───── Text passage

Dorothy McMahan

Personal information
- Born: November 6, 1976 (age 49) Hilbert, Wisconsin, United States
- Height: 5 ft 6 in (168 cm)

Sport
- Country: United States
- Sport: Track and field
- Event: Marathon
- College team: University of Wisconsin Milwaukee

Achievements and titles
- Personal bests: 800 m: 2:09.17 (2/02); 1 mile road: 4:35.2 (07/08); 5k road: 16:31 (12/10); 5k Track: 16:27 (2/13); 4 mile road: 21:55 (12/09); 8k road: 26:39 (4/13); 10k road: 33:24 (4/12 & 10/13); 15km: 51:56 (3/13); 10 mile: 55:36 (4/14); 20km: 1:09:32 (9/08); 1/2 Marathon: 1:11:48 (6/14); 25k: 1:25:52 (5/13); Marathon: 2:31:48 (6/11);

Medal record
Women's athletics
Representing the United States
World Athletics Half Marathon Championships
|  | 2005 Edmonton | Half Marathon |
|  | 2008 Rio de Janeiro | Half Marathon |
World Athletics Championships
|  | 2013 Moscow | Marathon |

= Dorothy McMahan =

American long-distance runner

Dorothy McMahan (born November 6, 1976) is an American long-distance runner. She competed in the marathon event at the 2013 World Championships in Athletics in Moscow, Russia.

==Personal life==
Dorothy McMahan was raised in Hilbert, Wisconsin and graduated from UW-Milwaukee in 1999. Dot McMahan's daughter was born in May 2009. Dot placed 9th (2:32:16) at Houston Texas hosted 2012 US Olympic Trials in the Marathon.

==Coaching community==
Since 2013, McMahan has coached distance runners for Boston Marathon qualifiers and personal best times in events from the mile to the 50 km.

==Professional==
McMahan joined Hanson Brooks Original Distance Project in Rochester Hills, Michigan at age 22 and waited until 30 years old until debuting in the Marathon.

McMahan, alum of the University of Wisconsin-Milwaukee women's track and field team, placed 48th at the 14th IAAF World Half Marathon Championships, October 1, 2005 in Edmonton, Alberta, Canada.

In 2019, USATF named McMahan the national athlete of the week.

──────────
───── Input data

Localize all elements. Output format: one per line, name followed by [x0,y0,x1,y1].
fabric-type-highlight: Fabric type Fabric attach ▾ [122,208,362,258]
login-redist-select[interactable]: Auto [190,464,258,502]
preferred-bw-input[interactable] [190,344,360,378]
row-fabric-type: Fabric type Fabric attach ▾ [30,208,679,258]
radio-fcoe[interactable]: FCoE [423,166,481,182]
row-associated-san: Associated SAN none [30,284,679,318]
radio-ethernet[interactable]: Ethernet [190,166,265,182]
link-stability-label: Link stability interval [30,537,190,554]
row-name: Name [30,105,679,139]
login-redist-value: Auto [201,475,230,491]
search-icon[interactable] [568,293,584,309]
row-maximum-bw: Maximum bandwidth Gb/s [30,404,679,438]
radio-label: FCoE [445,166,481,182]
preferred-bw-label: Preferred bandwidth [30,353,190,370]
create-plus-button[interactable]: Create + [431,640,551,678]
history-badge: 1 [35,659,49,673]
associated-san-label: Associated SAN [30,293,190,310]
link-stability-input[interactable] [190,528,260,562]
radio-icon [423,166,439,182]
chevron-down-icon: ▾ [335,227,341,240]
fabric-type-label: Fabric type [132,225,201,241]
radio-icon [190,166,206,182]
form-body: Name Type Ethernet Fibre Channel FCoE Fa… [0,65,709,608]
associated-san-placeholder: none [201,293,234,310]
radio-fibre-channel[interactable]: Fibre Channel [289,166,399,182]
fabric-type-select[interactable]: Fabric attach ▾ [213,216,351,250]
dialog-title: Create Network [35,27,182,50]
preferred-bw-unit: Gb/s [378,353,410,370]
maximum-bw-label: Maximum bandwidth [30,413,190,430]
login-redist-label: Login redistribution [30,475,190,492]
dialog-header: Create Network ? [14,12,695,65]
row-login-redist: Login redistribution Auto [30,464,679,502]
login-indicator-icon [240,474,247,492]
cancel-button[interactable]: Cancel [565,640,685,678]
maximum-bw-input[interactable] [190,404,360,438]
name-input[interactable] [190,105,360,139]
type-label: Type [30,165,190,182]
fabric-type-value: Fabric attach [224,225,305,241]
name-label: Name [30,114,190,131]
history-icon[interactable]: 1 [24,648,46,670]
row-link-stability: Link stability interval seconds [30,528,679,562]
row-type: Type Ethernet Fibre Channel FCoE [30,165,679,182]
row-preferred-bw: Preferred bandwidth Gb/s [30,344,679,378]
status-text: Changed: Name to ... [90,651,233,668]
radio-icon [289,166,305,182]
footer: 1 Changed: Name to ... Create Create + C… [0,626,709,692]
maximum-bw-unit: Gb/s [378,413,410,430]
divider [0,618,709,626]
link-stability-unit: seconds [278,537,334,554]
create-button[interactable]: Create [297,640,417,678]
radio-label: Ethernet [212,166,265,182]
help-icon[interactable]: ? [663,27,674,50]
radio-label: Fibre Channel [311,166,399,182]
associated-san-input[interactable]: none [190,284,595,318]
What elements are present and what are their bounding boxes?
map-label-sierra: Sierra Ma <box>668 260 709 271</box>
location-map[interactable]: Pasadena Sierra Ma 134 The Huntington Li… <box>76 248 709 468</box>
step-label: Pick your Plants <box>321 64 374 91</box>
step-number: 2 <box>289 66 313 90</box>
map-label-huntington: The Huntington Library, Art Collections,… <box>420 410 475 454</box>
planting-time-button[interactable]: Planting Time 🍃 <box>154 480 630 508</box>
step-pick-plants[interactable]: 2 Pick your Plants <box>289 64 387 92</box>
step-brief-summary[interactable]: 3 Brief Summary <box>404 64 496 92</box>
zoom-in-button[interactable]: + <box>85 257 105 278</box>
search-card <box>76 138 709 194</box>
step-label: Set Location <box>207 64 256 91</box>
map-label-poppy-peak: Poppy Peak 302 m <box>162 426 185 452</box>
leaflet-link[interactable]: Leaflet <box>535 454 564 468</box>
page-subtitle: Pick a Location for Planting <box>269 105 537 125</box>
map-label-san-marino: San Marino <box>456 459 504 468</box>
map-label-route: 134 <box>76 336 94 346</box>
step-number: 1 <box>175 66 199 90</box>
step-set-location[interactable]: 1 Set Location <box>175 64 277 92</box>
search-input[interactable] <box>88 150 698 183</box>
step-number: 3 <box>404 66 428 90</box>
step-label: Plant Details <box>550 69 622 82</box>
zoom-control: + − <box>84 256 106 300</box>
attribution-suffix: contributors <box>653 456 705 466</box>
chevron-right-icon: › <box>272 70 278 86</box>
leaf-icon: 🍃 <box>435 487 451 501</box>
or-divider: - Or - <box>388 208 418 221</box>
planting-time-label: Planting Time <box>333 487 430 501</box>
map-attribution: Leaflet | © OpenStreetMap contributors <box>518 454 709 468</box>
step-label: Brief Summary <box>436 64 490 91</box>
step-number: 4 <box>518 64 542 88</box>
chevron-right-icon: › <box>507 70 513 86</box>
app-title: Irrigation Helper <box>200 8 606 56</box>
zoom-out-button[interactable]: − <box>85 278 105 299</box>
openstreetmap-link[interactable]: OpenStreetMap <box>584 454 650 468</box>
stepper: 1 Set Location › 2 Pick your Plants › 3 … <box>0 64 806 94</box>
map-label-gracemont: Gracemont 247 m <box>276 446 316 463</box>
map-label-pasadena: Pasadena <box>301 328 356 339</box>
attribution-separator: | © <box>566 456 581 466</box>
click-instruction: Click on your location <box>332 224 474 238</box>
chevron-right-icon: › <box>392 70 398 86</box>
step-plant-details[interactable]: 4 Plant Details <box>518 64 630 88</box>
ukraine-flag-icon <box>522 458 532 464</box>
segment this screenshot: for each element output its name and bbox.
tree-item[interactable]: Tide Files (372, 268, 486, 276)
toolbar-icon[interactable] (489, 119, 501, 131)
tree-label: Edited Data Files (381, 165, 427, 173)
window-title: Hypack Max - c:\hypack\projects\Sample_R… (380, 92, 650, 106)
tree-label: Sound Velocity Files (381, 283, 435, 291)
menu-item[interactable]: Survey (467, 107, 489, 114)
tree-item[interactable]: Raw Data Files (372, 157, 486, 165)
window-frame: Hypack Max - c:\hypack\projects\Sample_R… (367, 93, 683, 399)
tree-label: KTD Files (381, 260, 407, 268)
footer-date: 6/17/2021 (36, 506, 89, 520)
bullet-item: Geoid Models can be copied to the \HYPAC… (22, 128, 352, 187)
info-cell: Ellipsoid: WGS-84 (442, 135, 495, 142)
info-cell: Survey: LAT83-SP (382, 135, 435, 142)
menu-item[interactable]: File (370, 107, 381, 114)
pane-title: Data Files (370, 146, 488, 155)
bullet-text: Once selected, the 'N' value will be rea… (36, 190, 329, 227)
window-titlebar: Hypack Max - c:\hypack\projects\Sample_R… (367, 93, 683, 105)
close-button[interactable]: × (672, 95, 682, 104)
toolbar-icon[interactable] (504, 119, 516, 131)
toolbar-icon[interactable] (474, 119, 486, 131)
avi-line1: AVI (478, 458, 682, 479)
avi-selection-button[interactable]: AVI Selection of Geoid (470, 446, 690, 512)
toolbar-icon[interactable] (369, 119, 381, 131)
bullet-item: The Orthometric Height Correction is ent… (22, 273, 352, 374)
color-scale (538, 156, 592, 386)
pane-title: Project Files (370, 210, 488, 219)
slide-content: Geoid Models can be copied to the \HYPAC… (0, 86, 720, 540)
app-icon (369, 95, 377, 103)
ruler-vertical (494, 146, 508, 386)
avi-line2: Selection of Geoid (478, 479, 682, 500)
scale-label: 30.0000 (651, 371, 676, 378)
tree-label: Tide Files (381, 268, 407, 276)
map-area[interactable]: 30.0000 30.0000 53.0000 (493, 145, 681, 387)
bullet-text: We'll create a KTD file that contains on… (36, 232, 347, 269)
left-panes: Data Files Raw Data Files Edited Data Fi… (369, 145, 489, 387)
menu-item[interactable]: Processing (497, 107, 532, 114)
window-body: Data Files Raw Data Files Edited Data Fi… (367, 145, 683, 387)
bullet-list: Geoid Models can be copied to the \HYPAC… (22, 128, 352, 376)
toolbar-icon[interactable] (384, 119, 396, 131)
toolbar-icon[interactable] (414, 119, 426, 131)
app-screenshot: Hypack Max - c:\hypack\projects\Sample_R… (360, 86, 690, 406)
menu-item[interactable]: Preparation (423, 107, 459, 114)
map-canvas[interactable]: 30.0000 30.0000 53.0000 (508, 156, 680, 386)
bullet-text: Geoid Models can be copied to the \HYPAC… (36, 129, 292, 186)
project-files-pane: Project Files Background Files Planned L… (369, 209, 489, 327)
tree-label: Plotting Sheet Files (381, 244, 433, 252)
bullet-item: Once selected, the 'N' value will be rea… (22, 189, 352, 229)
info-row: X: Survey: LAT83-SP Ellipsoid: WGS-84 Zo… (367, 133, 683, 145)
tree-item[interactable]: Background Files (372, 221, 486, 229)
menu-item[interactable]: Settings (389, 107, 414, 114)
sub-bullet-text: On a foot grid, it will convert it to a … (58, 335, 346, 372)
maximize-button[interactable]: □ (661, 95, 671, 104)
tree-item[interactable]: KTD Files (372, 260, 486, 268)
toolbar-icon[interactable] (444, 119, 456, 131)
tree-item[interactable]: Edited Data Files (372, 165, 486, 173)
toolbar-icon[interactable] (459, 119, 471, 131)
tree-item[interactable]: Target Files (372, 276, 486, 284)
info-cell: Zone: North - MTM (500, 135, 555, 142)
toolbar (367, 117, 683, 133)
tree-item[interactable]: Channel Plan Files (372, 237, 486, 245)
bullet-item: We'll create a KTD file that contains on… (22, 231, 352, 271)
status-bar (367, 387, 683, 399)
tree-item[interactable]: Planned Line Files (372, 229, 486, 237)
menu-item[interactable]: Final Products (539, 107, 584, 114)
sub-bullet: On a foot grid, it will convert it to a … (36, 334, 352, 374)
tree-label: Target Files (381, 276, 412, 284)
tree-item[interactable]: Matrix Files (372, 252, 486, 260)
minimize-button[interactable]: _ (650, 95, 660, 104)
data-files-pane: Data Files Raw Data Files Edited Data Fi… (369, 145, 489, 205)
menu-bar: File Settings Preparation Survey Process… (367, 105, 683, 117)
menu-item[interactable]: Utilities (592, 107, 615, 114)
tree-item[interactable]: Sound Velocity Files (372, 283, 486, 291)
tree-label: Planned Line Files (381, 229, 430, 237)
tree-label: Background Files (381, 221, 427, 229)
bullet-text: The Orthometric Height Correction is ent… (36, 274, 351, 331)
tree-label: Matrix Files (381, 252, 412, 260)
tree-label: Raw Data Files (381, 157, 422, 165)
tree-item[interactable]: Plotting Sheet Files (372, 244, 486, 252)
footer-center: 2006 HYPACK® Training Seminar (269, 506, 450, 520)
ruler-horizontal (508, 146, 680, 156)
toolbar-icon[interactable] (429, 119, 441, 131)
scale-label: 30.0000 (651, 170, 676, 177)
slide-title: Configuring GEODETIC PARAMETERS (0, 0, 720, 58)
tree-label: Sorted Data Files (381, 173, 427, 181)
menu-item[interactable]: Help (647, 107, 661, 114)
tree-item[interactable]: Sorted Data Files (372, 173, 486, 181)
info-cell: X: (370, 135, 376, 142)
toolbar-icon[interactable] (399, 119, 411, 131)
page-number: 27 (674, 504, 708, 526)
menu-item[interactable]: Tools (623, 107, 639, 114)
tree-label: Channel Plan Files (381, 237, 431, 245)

──────────

[Task description] In the Dorothy McMahan article, what place did she finish at the 14th IAAF World Half Marathon Championships in Edmonton?

[Output for this task] She placed 48th.